Problem details:
Of the lines below, count those containing the word "будем". Reply with the number alone.

[BEGIN Entries]

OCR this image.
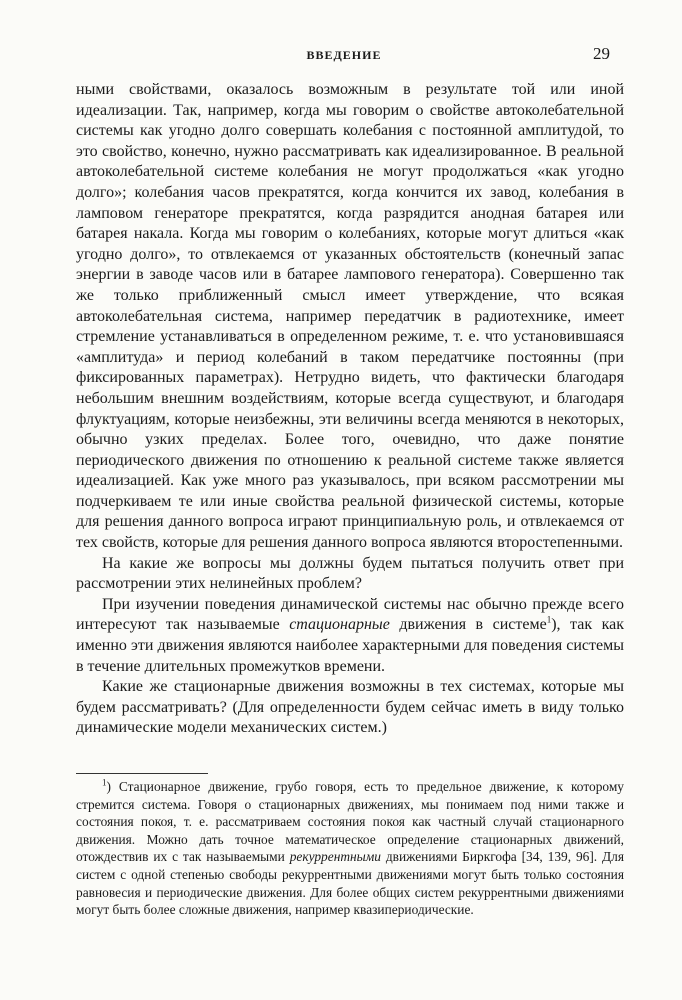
ВВЕДЕНИЕ	29

ными свойствами, оказалось возможным в результате той или иной идеализации. Так, например, когда мы говорим о свойстве автоколебательной системы как угодно долго совершать колебания с постоянной амплитудой, то это свойство, конечно, нужно рассматривать как идеализированное. В реальной автоколебательной системе колебания не могут продолжаться «как угодно долго»; колебания часов прекратятся, когда кончится их завод, колебания в ламповом генераторе прекратятся, когда разрядится анодная батарея или батарея накала. Когда мы говорим о колебаниях, которые могут длиться «как угодно долго», то отвлекаемся от указанных обстоятельств (конечный запас энергии в заводе часов или в батарее лампового генератора). Совершенно так же только приближенный смысл имеет утверждение, что всякая автоколебательная система, например передатчик в радиотехнике, имеет стремление устанавливаться в определенном режиме, т. е. что установившаяся «амплитуда» и период колебаний в таком передатчике постоянны (при фиксированных параметрах). Нетрудно видеть, что фактически благодаря небольшим внешним воздействиям, которые всегда существуют, и благодаря флуктуациям, которые неизбежны, эти величины всегда меняются в некоторых, обычно узких пределах. Более того, очевидно, что даже понятие периодического движения по отношению к реальной системе также является идеализацией. Как уже много раз указывалось, при всяком рассмотрении мы подчеркиваем те или иные свойства реальной физической системы, которые для решения данного вопроса играют принципиальную роль, и отвлекаемся от тех свойств, которые для решения данного вопроса являются второстепенными.

На какие же вопросы мы должны будем пытаться получить ответ при рассмотрении этих нелинейных проблем?

При изучении поведения динамической системы нас обычно прежде всего интересуют так называемые стационарные движения в системе$^1$), так как именно эти движения являются наиболее характерными для поведения системы в течение длительных промежутков времени.

Какие же стационарные движения возможны в тех системах, которые мы будем рассматривать? (Для определенности будем сейчас иметь в виду только динамические модели механических систем.)

$^1$) Стационарное движение, грубо говоря, есть то предельное движение, к которому стремится система. Говоря о стационарных движениях, мы понимаем под ними также и состояния покоя, т. е. рассматриваем состояния покоя как частный случай стационарного движения. Можно дать точное математическое определение стационарных движений, отождествив их с так называемыми рекуррентными движениями Биркгофа [34, 139, 96]. Для систем с одной степенью свободы рекуррентными движениями могут быть только состояния равновесия и периодические движения. Для более общих систем рекуррентными движениями могут быть более сложные движения, например квазипериодические.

[END Entries]

Problem solution:
2